[Saved entries]
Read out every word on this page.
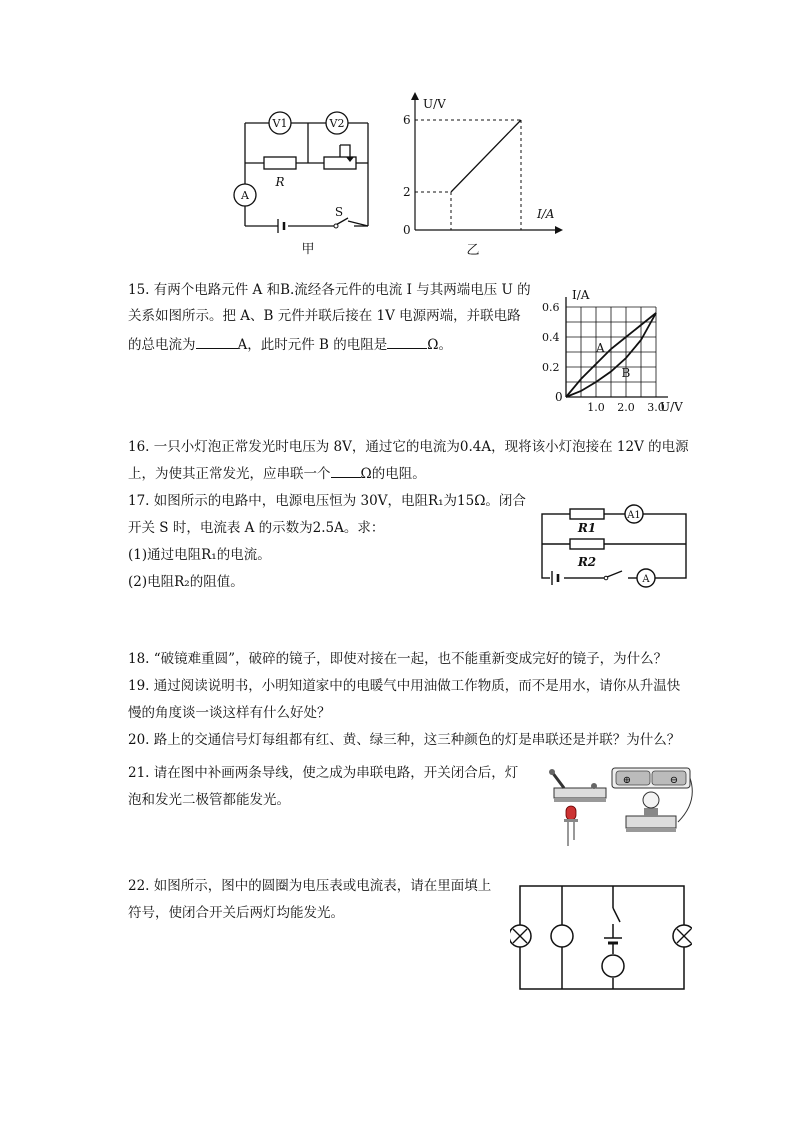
V1	V2
A
R
S
甲
U/V
I/A
0
6
2
乙
15. 有两个电路元件 A 和B.流经各元件的电流 I 与其两端电压 U 的
关系如图所示。把 A、B 元件并联后接在 1V 电源两端，并联电路
的总电流为	A，此时元件 B 的电阻是	Ω。	A
B
I/A
U/V
0
0.6
0.4
0.2
1.0 2.0 3.0
16. 一只小灯泡正常发光时电压为 8V，通过它的电流为0.4A，现将该小灯泡接在 12V 的电源
上，为使其正常发光，应串联一个 Ω的电阻。
17. 如图所示的电路中，电源电压恒为 30V，电阻R₁为15Ω。闭合
开关 S 时，电流表 A 的示数为2.5A。求：
(1)通过电阻R₁的电流。
(2)电阻R₂的阻值。
R1
R2
A1
A
18. “破镜难重圆”，破碎的镜子，即使对接在一起，也不能重新变成完好的镜子，为什么？
19. 通过阅读说明书，小明知道家中的电暖气中用油做工作物质，而不是用水，请你从升温快
慢的角度谈一谈这样有什么好处？
20. 路上的交通信号灯每组都有红、黄、绿三种，这三种颜色的灯是串联还是并联？为什么？
21. 请在图中补画两条导线，使之成为串联电路，开关闭合后，灯
泡和发光二极管都能发光。
⊕	⊖
22. 如图所示，图中的圆圈为电压表或电流表，请在里面填上
符号，使闭合开关后两灯均能发光。
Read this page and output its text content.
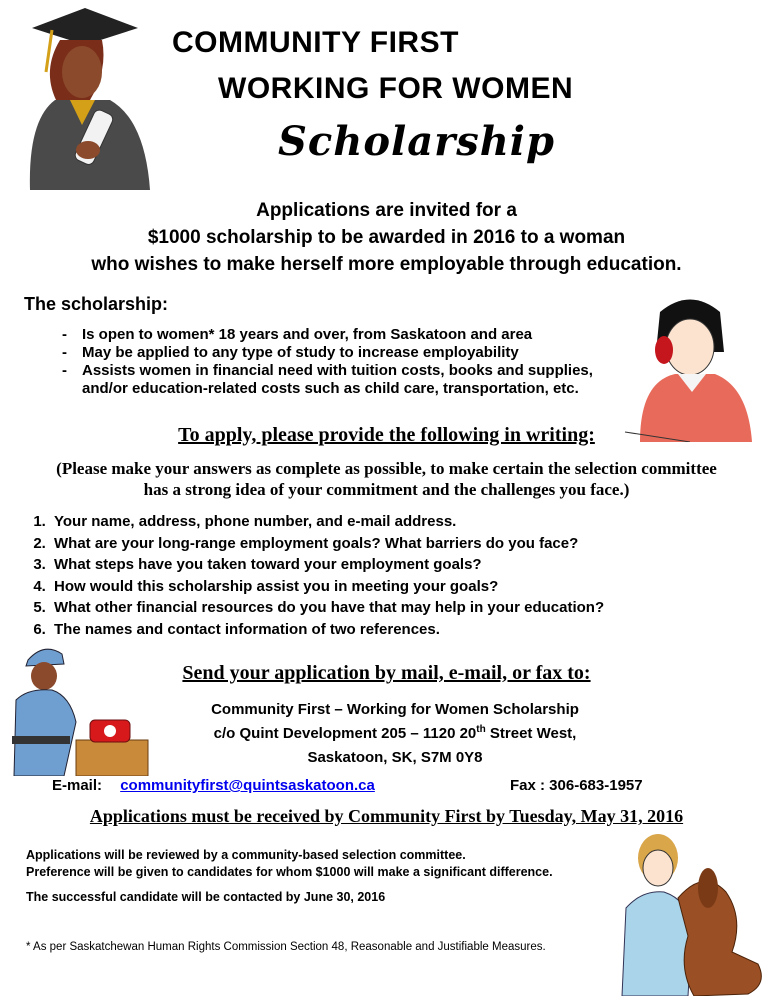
COMMUNITY FIRST
WORKING FOR WOMEN
Scholarship
Applications are invited for a
$1000 scholarship to be awarded in 2016 to a woman
who wishes to make herself more employable through education.
The scholarship:
- Is open to women* 18 years and over, from Saskatoon and area
- May be applied to any type of study to increase employability
- Assists women in financial need with tuition costs, books and supplies, and/or education-related costs such as child care, transportation, etc.
To apply, please provide the following in writing:
(Please make your answers as complete as possible, to make certain the selection committee has a strong idea of your commitment and the challenges you face.)
1. Your name, address, phone number, and e-mail address.
2. What are your long-range employment goals? What barriers do you face?
3. What steps have you taken toward your employment goals?
4. How would this scholarship assist you in meeting your goals?
5. What other financial resources do you have that may help in your education?
6. The names and contact information of two references.
Send your application by mail, e-mail, or fax to:
Community First – Working for Women Scholarship
c/o Quint Development 205 – 1120 20th Street West,
Saskatoon, SK, S7M 0Y8
E-mail: communityfirst@quintsaskatoon.ca	Fax : 306-683-1957
Applications must be received by Community First by Tuesday, May 31, 2016
Applications will be reviewed by a community-based selection committee.
Preference will be given to candidates for whom $1000 will make a significant difference.
The successful candidate will be contacted by June 30, 2016
* As per Saskatchewan Human Rights Commission Section 48, Reasonable and Justifiable Measures.
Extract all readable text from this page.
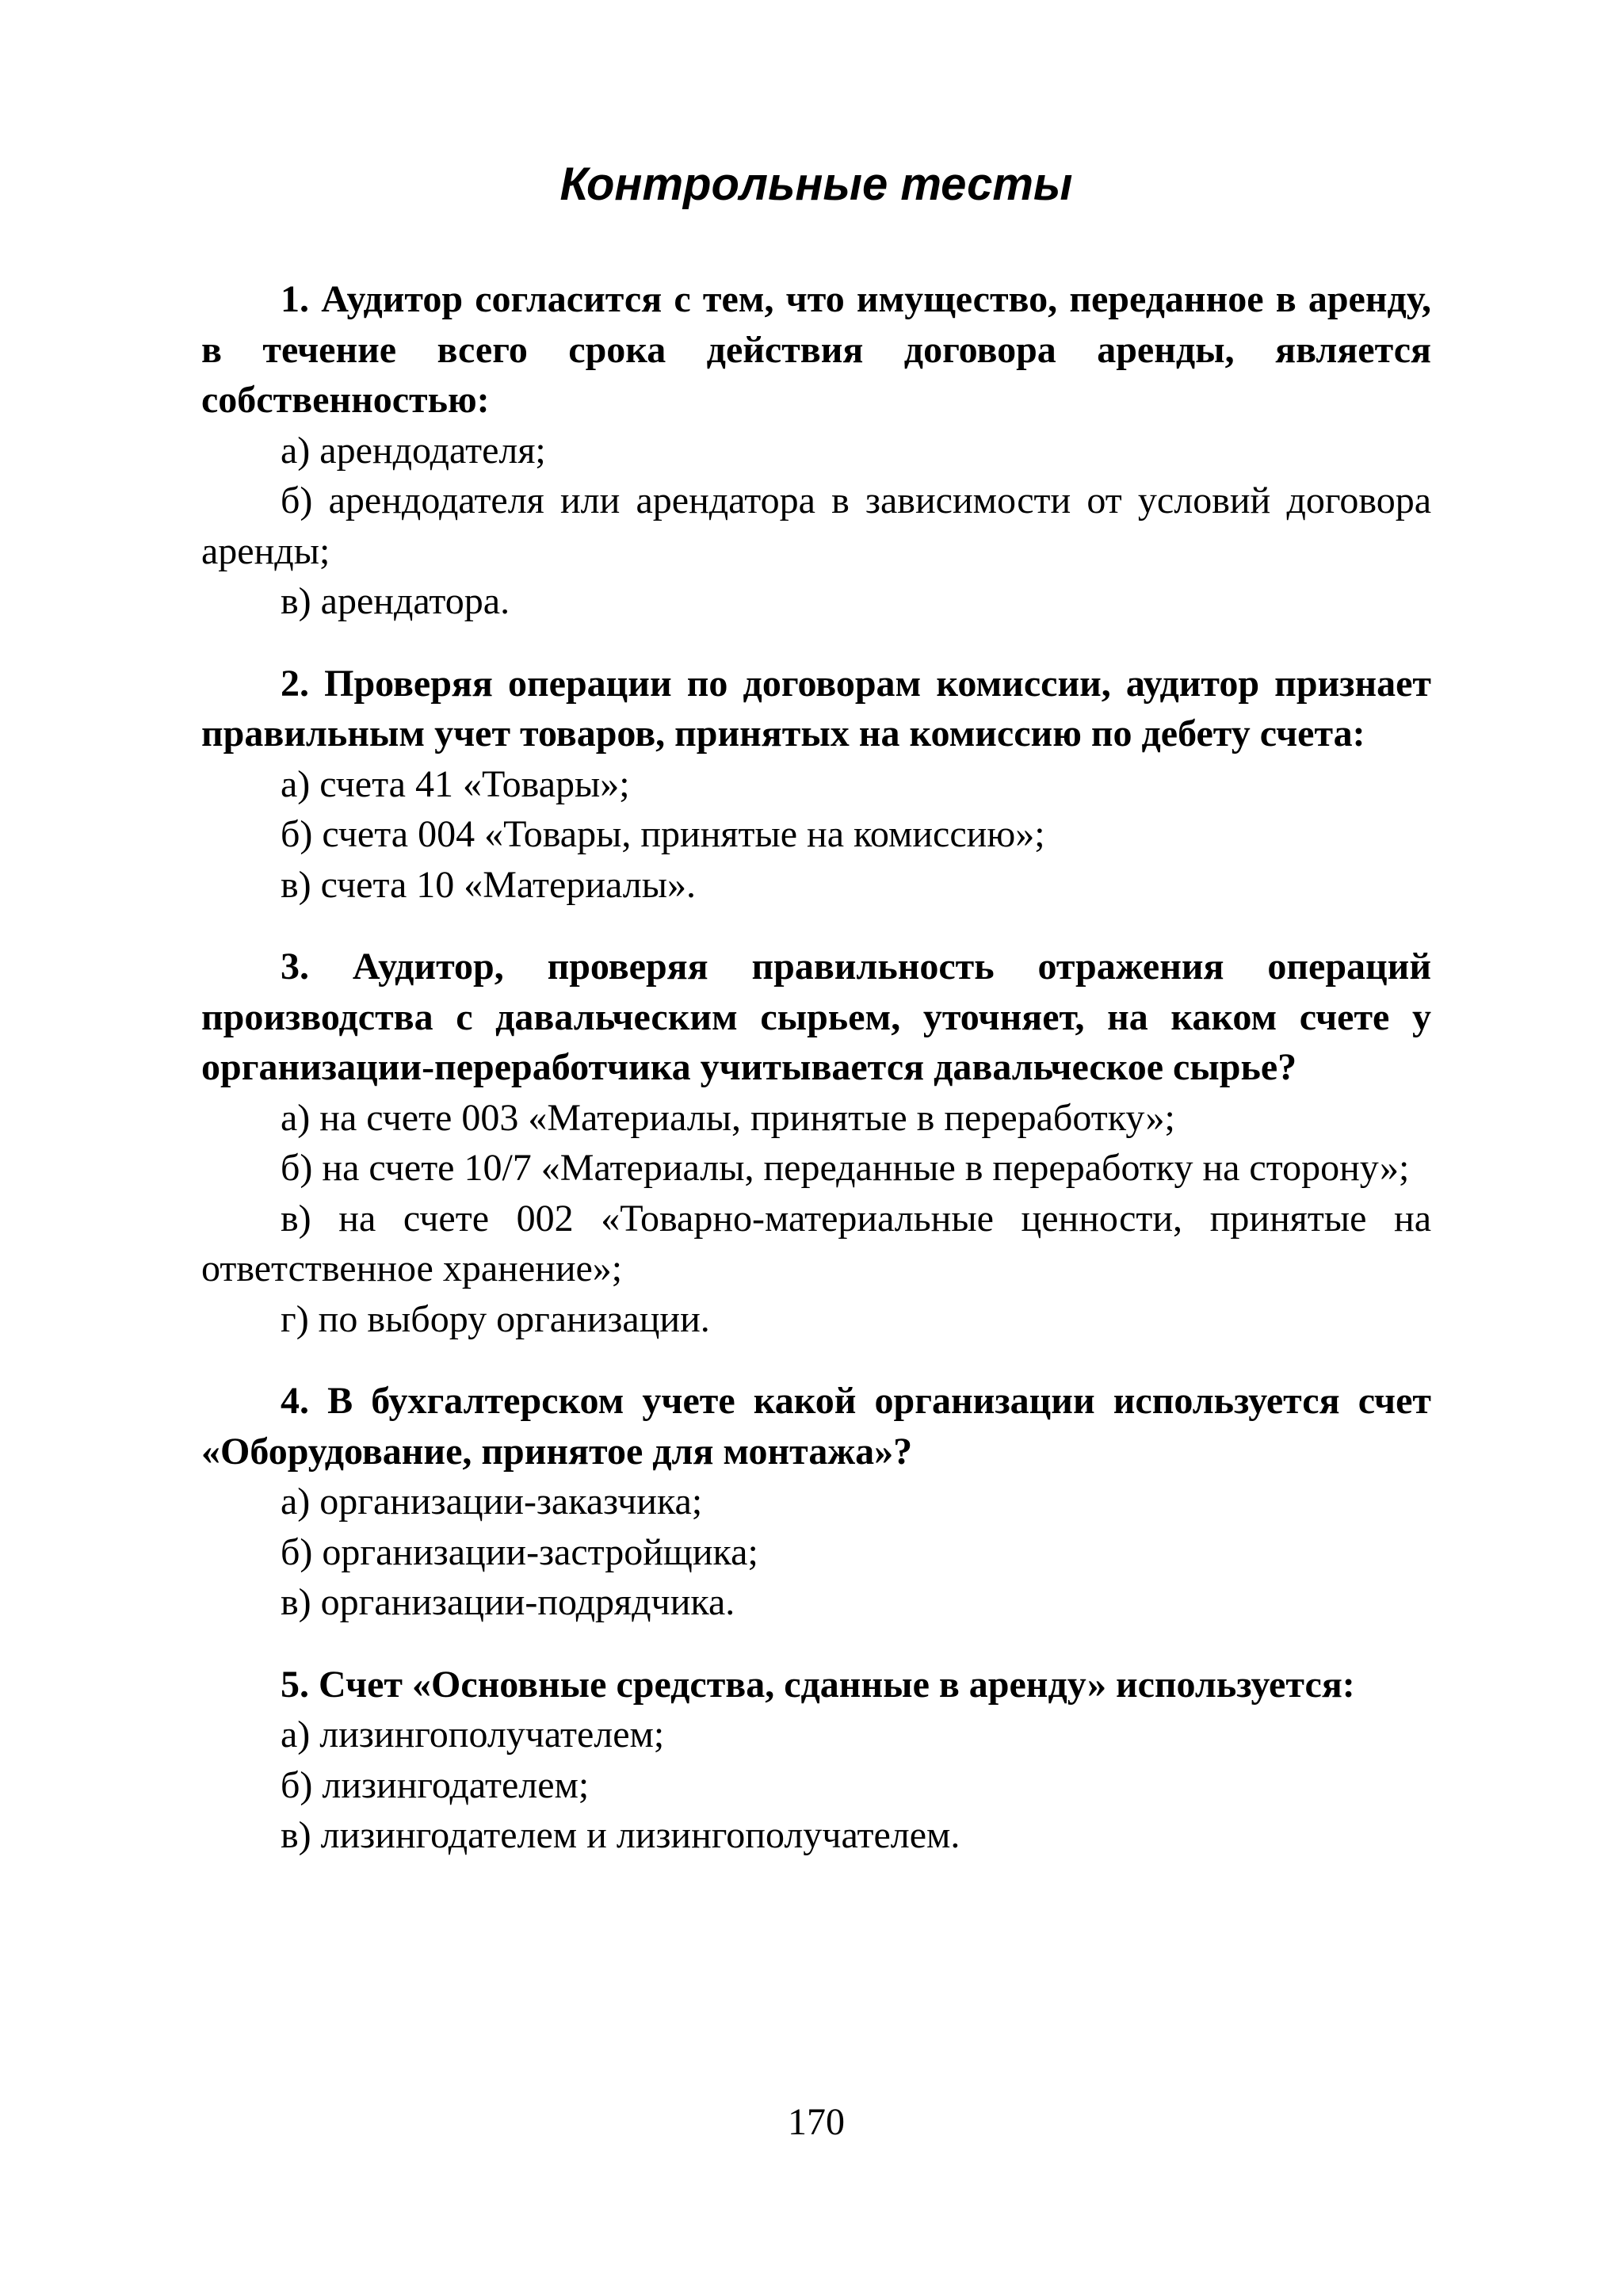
Контрольные тесты

1. Аудитор согласится с тем, что имущество, переданное в аренду, в течение всего срока действия договора аренды, является собственностью:

а) арендодателя;

б) арендодателя или арендатора в зависимости от условий договора аренды;

в) арендатора.

2. Проверяя операции по договорам комиссии, аудитор признает правильным учет товаров, принятых на комиссию по дебету счета:

а) счета 41 «Товары»;

б) счета 004 «Товары, принятые на комиссию»;

в) счета 10 «Материалы».

3. Аудитор, проверяя правильность отражения операций производства с давальческим сырьем, уточняет, на каком счете у организации-переработчика учитывается давальческое сырье?

а) на счете 003 «Материалы, принятые в переработку»;

б) на счете 10/7 «Материалы, переданные в переработку на сторону»;

в) на счете 002 «Товарно-материальные ценности, принятые на ответственное хранение»;

г) по выбору организации.

4. В бухгалтерском учете какой организации используется счет «Оборудование, принятое для монтажа»?

а) организации-заказчика;

б) организации-застройщика;

в) организации-подрядчика.

5. Счет «Основные средства, сданные в аренду» используется:

а) лизингополучателем;

б) лизингодателем;

в) лизингодателем и лизингополучателем.

170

▶ [PROBLEM DESCRIPTION]: Check every line in the material above for the string "will", then give only the number of lines that have it.

▶ [REPLY TO THE EXERCISE]: 3